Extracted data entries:
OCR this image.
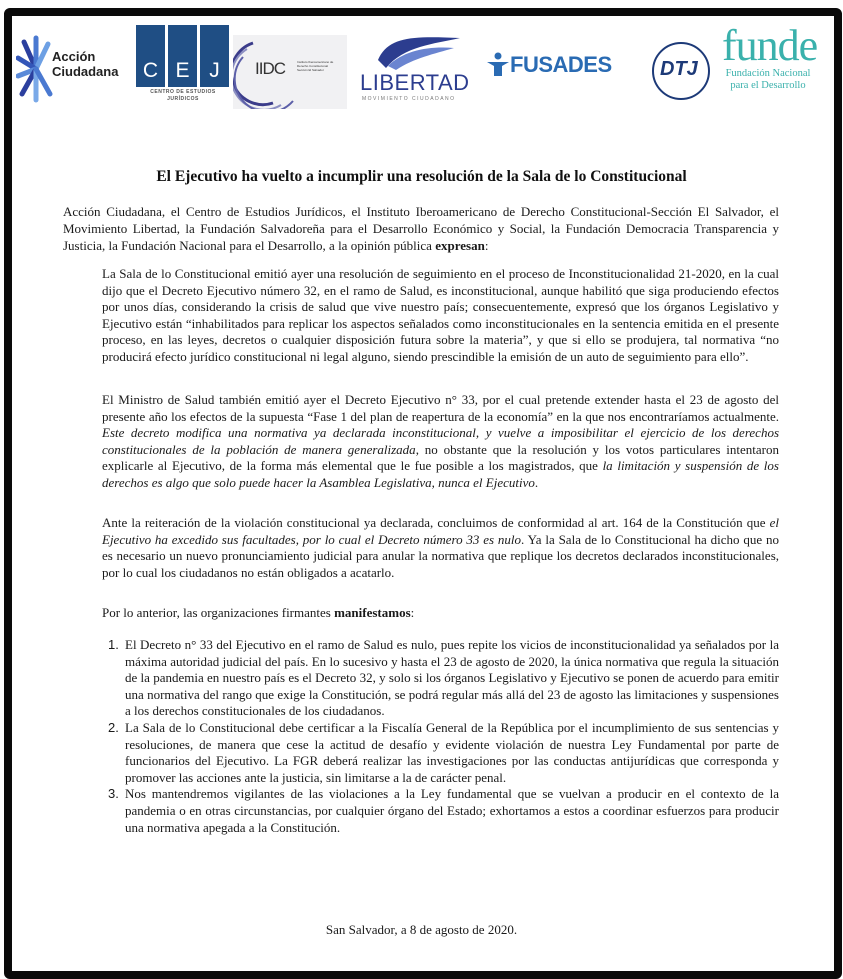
Acción
Ciudadana	C E J
CENTRO DE ESTUDIOS
JURÍDICOS
IIDC	Instituto Iberoamericano de Derecho Constitucional Sección El Salvador	LIBERTAD
MOVIMIENTO CIUDADANO
FUSADES DTJ funde
Fundación Nacional
para el Desarrollo
El Ejecutivo ha vuelto a incumplir una resolución de la Sala de lo Constitucional
Acción Ciudadana, el Centro de Estudios Jurídicos, el Instituto Iberoamericano de Derecho Constitucional-Sección El Salvador, el Movimiento Libertad, la Fundación Salvadoreña para el Desarrollo Económico y Social, la Fundación Democracia Transparencia y Justicia, la Fundación Nacional para el Desarrollo, a la opinión pública expresan:
La Sala de lo Constitucional emitió ayer una resolución de seguimiento en el proceso de Inconstitucionalidad 21-2020, en la cual dijo que el Decreto Ejecutivo número 32, en el ramo de Salud, es inconstitucional, aunque habilitó que siga produciendo efectos por unos días, considerando la crisis de salud que vive nuestro país; consecuentemente, expresó que los órganos Legislativo y Ejecutivo están “inhabilitados para replicar los aspectos señalados como inconstitucionales en la sentencia emitida en el presente proceso, en las leyes, decretos o cualquier disposición futura sobre la materia”, y que si ello se produjera, tal normativa “no producirá efecto jurídico constitucional ni legal alguno, siendo prescindible la emisión de un auto de seguimiento para ello”.
El Ministro de Salud también emitió ayer el Decreto Ejecutivo n° 33, por el cual pretende extender hasta el 23 de agosto del presente año los efectos de la supuesta “Fase 1 del plan de reapertura de la economía” en la que nos encontraríamos actualmente. Este decreto modifica una normativa ya declarada inconstitucional, y vuelve a imposibilitar el ejercicio de los derechos constitucionales de la población de manera generalizada, no obstante que la resolución y los votos particulares intentaron explicarle al Ejecutivo, de la forma más elemental que le fue posible a los magistrados, que la limitación y suspensión de los derechos es algo que solo puede hacer la Asamblea Legislativa, nunca el Ejecutivo.
Ante la reiteración de la violación constitucional ya declarada, concluimos de conformidad al art. 164 de la Constitución que el Ejecutivo ha excedido sus facultades, por lo cual el Decreto número 33 es nulo. Ya la Sala de lo Constitucional ha dicho que no es necesario un nuevo pronunciamiento judicial para anular la normativa que replique los decretos declarados inconstitucionales, por lo cual los ciudadanos no están obligados a acatarlo.
Por lo anterior, las organizaciones firmantes manifestamos:
1. El Decreto n° 33 del Ejecutivo en el ramo de Salud es nulo, pues repite los vicios de inconstitucionalidad ya señalados por la máxima autoridad judicial del país. En lo sucesivo y hasta el 23 de agosto de 2020, la única normativa que regula la situación de la pandemia en nuestro país es el Decreto 32, y solo si los órganos Legislativo y Ejecutivo se ponen de acuerdo para emitir una normativa del rango que exige la Constitución, se podrá regular más allá del 23 de agosto las limitaciones y suspensiones a los derechos constitucionales de los ciudadanos.
2. La Sala de lo Constitucional debe certificar a la Fiscalía General de la República por el incumplimiento de sus sentencias y resoluciones, de manera que cese la actitud de desafío y evidente violación de nuestra Ley Fundamental por parte de funcionarios del Ejecutivo. La FGR deberá realizar las investigaciones por las conductas antijurídicas que corresponda y promover las acciones ante la justicia, sin limitarse a la de carácter penal.
3. Nos mantendremos vigilantes de las violaciones a la Ley fundamental que se vuelvan a producir en el contexto de la pandemia o en otras circunstancias, por cualquier órgano del Estado; exhortamos a estos a coordinar esfuerzos para producir una normativa apegada a la Constitución.
San Salvador, a 8 de agosto de 2020.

→ Exercise task
Reproduce each entry precisely. Leave the pictures out.

→ The response
OCR this image.
Acción
Ciudadana	C E J
CENTRO DE ESTUDIOS
JURÍDICOS
IIDC	Instituto Iberoamericano de Derecho Constitucional Sección El Salvador	LIBERTAD
MOVIMIENTO CIUDADANO
FUSADES DTJ funde
Fundación Nacional
para el Desarrollo
El Ejecutivo ha vuelto a incumplir una resolución de la Sala de lo Constitucional
Acción Ciudadana, el Centro de Estudios Jurídicos, el Instituto Iberoamericano de Derecho Constitucional-Sección El Salvador, el Movimiento Libertad, la Fundación Salvadoreña para el Desarrollo Económico y Social, la Fundación Democracia Transparencia y Justicia, la Fundación Nacional para el Desarrollo, a la opinión pública expresan:
La Sala de lo Constitucional emitió ayer una resolución de seguimiento en el proceso de Inconstitucionalidad 21-2020, en la cual dijo que el Decreto Ejecutivo número 32, en el ramo de Salud, es inconstitucional, aunque habilitó que siga produciendo efectos por unos días, considerando la crisis de salud que vive nuestro país; consecuentemente, expresó que los órganos Legislativo y Ejecutivo están “inhabilitados para replicar los aspectos señalados como inconstitucionales en la sentencia emitida en el presente proceso, en las leyes, decretos o cualquier disposición futura sobre la materia”, y que si ello se produjera, tal normativa “no producirá efecto jurídico constitucional ni legal alguno, siendo prescindible la emisión de un auto de seguimiento para ello”.
El Ministro de Salud también emitió ayer el Decreto Ejecutivo n° 33, por el cual pretende extender hasta el 23 de agosto del presente año los efectos de la supuesta “Fase 1 del plan de reapertura de la economía” en la que nos encontraríamos actualmente. Este decreto modifica una normativa ya declarada inconstitucional, y vuelve a imposibilitar el ejercicio de los derechos constitucionales de la población de manera generalizada, no obstante que la resolución y los votos particulares intentaron explicarle al Ejecutivo, de la forma más elemental que le fue posible a los magistrados, que la limitación y suspensión de los derechos es algo que solo puede hacer la Asamblea Legislativa, nunca el Ejecutivo.
Ante la reiteración de la violación constitucional ya declarada, concluimos de conformidad al art. 164 de la Constitución que el Ejecutivo ha excedido sus facultades, por lo cual el Decreto número 33 es nulo. Ya la Sala de lo Constitucional ha dicho que no es necesario un nuevo pronunciamiento judicial para anular la normativa que replique los decretos declarados inconstitucionales, por lo cual los ciudadanos no están obligados a acatarlo.
Por lo anterior, las organizaciones firmantes manifestamos:
1. El Decreto n° 33 del Ejecutivo en el ramo de Salud es nulo, pues repite los vicios de inconstitucionalidad ya señalados por la máxima autoridad judicial del país. En lo sucesivo y hasta el 23 de agosto de 2020, la única normativa que regula la situación de la pandemia en nuestro país es el Decreto 32, y solo si los órganos Legislativo y Ejecutivo se ponen de acuerdo para emitir una normativa del rango que exige la Constitución, se podrá regular más allá del 23 de agosto las limitaciones y suspensiones a los derechos constitucionales de los ciudadanos.
2. La Sala de lo Constitucional debe certificar a la Fiscalía General de la República por el incumplimiento de sus sentencias y resoluciones, de manera que cese la actitud de desafío y evidente violación de nuestra Ley Fundamental por parte de funcionarios del Ejecutivo. La FGR deberá realizar las investigaciones por las conductas antijurídicas que corresponda y promover las acciones ante la justicia, sin limitarse a la de carácter penal.
3. Nos mantendremos vigilantes de las violaciones a la Ley fundamental que se vuelvan a producir en el contexto de la pandemia o en otras circunstancias, por cualquier órgano del Estado; exhortamos a estos a coordinar esfuerzos para producir una normativa apegada a la Constitución.
San Salvador, a 8 de agosto de 2020.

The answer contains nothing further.